Directions: Below are the records. Gather each line that holds "Сбербанк".

**** Record set ****

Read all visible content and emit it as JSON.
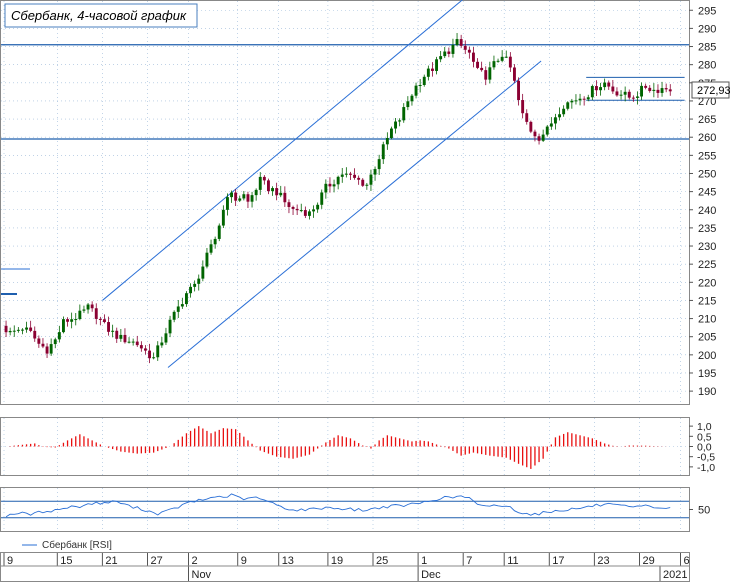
{
  "chart_data": {
    "type": "candlestick",
    "title": "Сбербанк, 4-часовой график",
    "instrument": "Сбербанк",
    "last_price_label": "272,93",
    "price_axis": {
      "min": 187,
      "max": 297,
      "ticks": [
        190,
        195,
        200,
        205,
        210,
        215,
        220,
        225,
        230,
        235,
        240,
        245,
        250,
        255,
        260,
        265,
        270,
        275,
        280,
        285,
        290,
        295
      ]
    },
    "horizontal_levels": [
      285.5,
      259.5
    ],
    "range_levels": [
      276.5,
      270.2
    ],
    "channel": {
      "upper": [
        [
          24,
          215
        ],
        [
          113,
          299
        ]
      ],
      "lower": [
        [
          40,
          196.5
        ],
        [
          131,
          281
        ]
      ]
    },
    "anchors": [
      [
        0,
        208
      ],
      [
        2,
        206
      ],
      [
        5,
        207.5
      ],
      [
        7,
        206
      ],
      [
        9,
        203
      ],
      [
        11,
        201.5
      ],
      [
        13,
        204
      ],
      [
        15,
        209
      ],
      [
        17,
        210
      ],
      [
        19,
        211
      ],
      [
        21,
        213
      ],
      [
        23,
        211
      ],
      [
        25,
        208
      ],
      [
        27,
        206
      ],
      [
        29,
        204.5
      ],
      [
        31,
        204
      ],
      [
        33,
        203
      ],
      [
        35,
        201
      ],
      [
        37,
        199
      ],
      [
        39,
        204
      ],
      [
        41,
        209
      ],
      [
        43,
        213
      ],
      [
        45,
        217
      ],
      [
        47,
        219
      ],
      [
        48,
        222
      ],
      [
        50,
        227
      ],
      [
        52,
        232
      ],
      [
        54,
        240
      ],
      [
        55,
        244.5
      ],
      [
        57,
        243
      ],
      [
        59,
        244
      ],
      [
        60,
        242
      ],
      [
        62,
        246
      ],
      [
        63,
        248
      ],
      [
        65,
        246
      ],
      [
        67,
        245
      ],
      [
        69,
        242
      ],
      [
        71,
        240
      ],
      [
        73,
        240
      ],
      [
        75,
        239
      ],
      [
        77,
        242
      ],
      [
        79,
        246
      ],
      [
        81,
        248
      ],
      [
        83,
        250
      ],
      [
        85,
        249
      ],
      [
        87,
        248
      ],
      [
        89,
        247
      ],
      [
        91,
        252
      ],
      [
        93,
        257
      ],
      [
        95,
        262
      ],
      [
        97,
        265
      ],
      [
        99,
        270
      ],
      [
        101,
        274
      ],
      [
        103,
        277
      ],
      [
        105,
        279
      ],
      [
        107,
        282
      ],
      [
        109,
        284
      ],
      [
        111,
        286
      ],
      [
        112,
        285
      ],
      [
        114,
        283
      ],
      [
        116,
        278
      ],
      [
        118,
        277
      ],
      [
        120,
        280
      ],
      [
        122,
        283
      ],
      [
        124,
        279
      ],
      [
        125,
        275
      ],
      [
        126,
        270
      ],
      [
        127,
        266
      ],
      [
        129,
        262
      ],
      [
        131,
        260
      ],
      [
        133,
        262
      ],
      [
        135,
        266
      ],
      [
        137,
        269
      ],
      [
        139,
        270
      ],
      [
        141,
        271
      ],
      [
        143,
        272
      ],
      [
        145,
        274
      ],
      [
        147,
        275
      ],
      [
        149,
        273
      ],
      [
        151,
        272
      ],
      [
        153,
        271
      ],
      [
        155,
        272
      ],
      [
        157,
        274
      ],
      [
        159,
        273
      ],
      [
        161,
        273.5
      ]
    ],
    "oscillator": {
      "min": -1.35,
      "max": 1.35,
      "ticks": [
        1.0,
        0.5,
        0.0,
        -0.5,
        -1.0
      ],
      "tick_labels": [
        "1,0",
        "0,5",
        "0,0",
        "-0,5",
        "-1,0"
      ],
      "knots": [
        [
          0,
          0
        ],
        [
          7,
          0.15
        ],
        [
          9,
          -0.02
        ],
        [
          12,
          -0.05
        ],
        [
          15,
          0.3
        ],
        [
          18,
          0.6
        ],
        [
          21,
          0.3
        ],
        [
          24,
          0
        ],
        [
          28,
          -0.25
        ],
        [
          32,
          -0.35
        ],
        [
          36,
          -0.3
        ],
        [
          40,
          0
        ],
        [
          44,
          0.65
        ],
        [
          47,
          1.0
        ],
        [
          50,
          0.65
        ],
        [
          53,
          0.9
        ],
        [
          56,
          0.85
        ],
        [
          59,
          0.3
        ],
        [
          62,
          -0.2
        ],
        [
          66,
          -0.5
        ],
        [
          70,
          -0.6
        ],
        [
          74,
          -0.4
        ],
        [
          78,
          0.2
        ],
        [
          81,
          0.55
        ],
        [
          84,
          0.4
        ],
        [
          87,
          0.05
        ],
        [
          89,
          -0.1
        ],
        [
          91,
          0.3
        ],
        [
          93,
          0.55
        ],
        [
          96,
          0.4
        ],
        [
          99,
          0.25
        ],
        [
          101,
          0.3
        ],
        [
          103,
          0.25
        ],
        [
          105,
          0.1
        ],
        [
          108,
          -0.1
        ],
        [
          111,
          -0.45
        ],
        [
          114,
          -0.3
        ],
        [
          118,
          -0.45
        ],
        [
          122,
          -0.55
        ],
        [
          125,
          -0.85
        ],
        [
          128,
          -1.1
        ],
        [
          131,
          -0.6
        ],
        [
          134,
          0.45
        ],
        [
          137,
          0.7
        ],
        [
          140,
          0.55
        ],
        [
          143,
          0.4
        ],
        [
          146,
          0.15
        ],
        [
          149,
          -0.02
        ],
        [
          152,
          0.05
        ],
        [
          156,
          0.04
        ],
        [
          158,
          0.02
        ],
        [
          162,
          0
        ]
      ]
    },
    "rsi": {
      "legend": "Сбербанк [RSI]",
      "min": 0,
      "max": 100,
      "upper_level": 70,
      "lower_level": 30,
      "tick_label": "50",
      "tick_value": 50,
      "knots": [
        [
          0,
          35
        ],
        [
          3,
          42
        ],
        [
          6,
          38
        ],
        [
          9,
          45
        ],
        [
          12,
          48
        ],
        [
          15,
          55
        ],
        [
          18,
          58
        ],
        [
          21,
          65
        ],
        [
          24,
          66
        ],
        [
          27,
          70
        ],
        [
          29,
          62
        ],
        [
          31,
          55
        ],
        [
          33,
          52
        ],
        [
          35,
          45
        ],
        [
          37,
          40
        ],
        [
          39,
          45
        ],
        [
          41,
          52
        ],
        [
          43,
          60
        ],
        [
          45,
          68
        ],
        [
          47,
          72
        ],
        [
          49,
          75
        ],
        [
          51,
          82
        ],
        [
          53,
          80
        ],
        [
          55,
          85
        ],
        [
          57,
          78
        ],
        [
          59,
          75
        ],
        [
          61,
          80
        ],
        [
          63,
          72
        ],
        [
          65,
          65
        ],
        [
          67,
          58
        ],
        [
          70,
          48
        ],
        [
          74,
          50
        ],
        [
          78,
          55
        ],
        [
          82,
          52
        ],
        [
          85,
          50
        ],
        [
          88,
          48
        ],
        [
          91,
          55
        ],
        [
          94,
          58
        ],
        [
          97,
          60
        ],
        [
          100,
          64
        ],
        [
          103,
          70
        ],
        [
          106,
          78
        ],
        [
          109,
          80
        ],
        [
          111,
          82
        ],
        [
          113,
          78
        ],
        [
          115,
          60
        ],
        [
          117,
          57
        ],
        [
          119,
          62
        ],
        [
          121,
          58
        ],
        [
          123,
          55
        ],
        [
          125,
          45
        ],
        [
          127,
          40
        ],
        [
          129,
          38
        ],
        [
          131,
          42
        ],
        [
          133,
          45
        ],
        [
          135,
          48
        ],
        [
          137,
          50
        ],
        [
          139,
          52
        ],
        [
          141,
          55
        ],
        [
          144,
          60
        ],
        [
          147,
          62
        ],
        [
          150,
          58
        ],
        [
          153,
          55
        ],
        [
          156,
          58
        ],
        [
          159,
          55
        ],
        [
          162,
          52
        ]
      ]
    },
    "x_axis": {
      "day_ticks": [
        {
          "label": "9",
          "bar": 0
        },
        {
          "label": "15",
          "bar": 13
        },
        {
          "label": "21",
          "bar": 24
        },
        {
          "label": "27",
          "bar": 35
        },
        {
          "label": "2",
          "bar": 45
        },
        {
          "label": "9",
          "bar": 57
        },
        {
          "label": "13",
          "bar": 67
        },
        {
          "label": "19",
          "bar": 79
        },
        {
          "label": "25",
          "bar": 90
        },
        {
          "label": "1",
          "bar": 101
        },
        {
          "label": "7",
          "bar": 112
        },
        {
          "label": "11",
          "bar": 122
        },
        {
          "label": "17",
          "bar": 133
        },
        {
          "label": "23",
          "bar": 144
        },
        {
          "label": "29",
          "bar": 155
        },
        {
          "label": "6",
          "bar": 165
        }
      ],
      "month_ticks": [
        {
          "label": "Nov",
          "bar": 45
        },
        {
          "label": "Dec",
          "bar": 101
        },
        {
          "label": "2021",
          "bar": 160
        }
      ]
    },
    "colors": {
      "up": "#006400",
      "down": "#8b0032",
      "osc": "#e81010",
      "rsi": "#2a6fd6",
      "level": "#1f5fae",
      "grid": "#9ab8d8"
    }
  }
}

****

Answer to the exercise:
    "title": "Сбербанк, 4-часовой график",
    "instrument": "Сбербанк",
      "legend": "Сбербанк [RSI]",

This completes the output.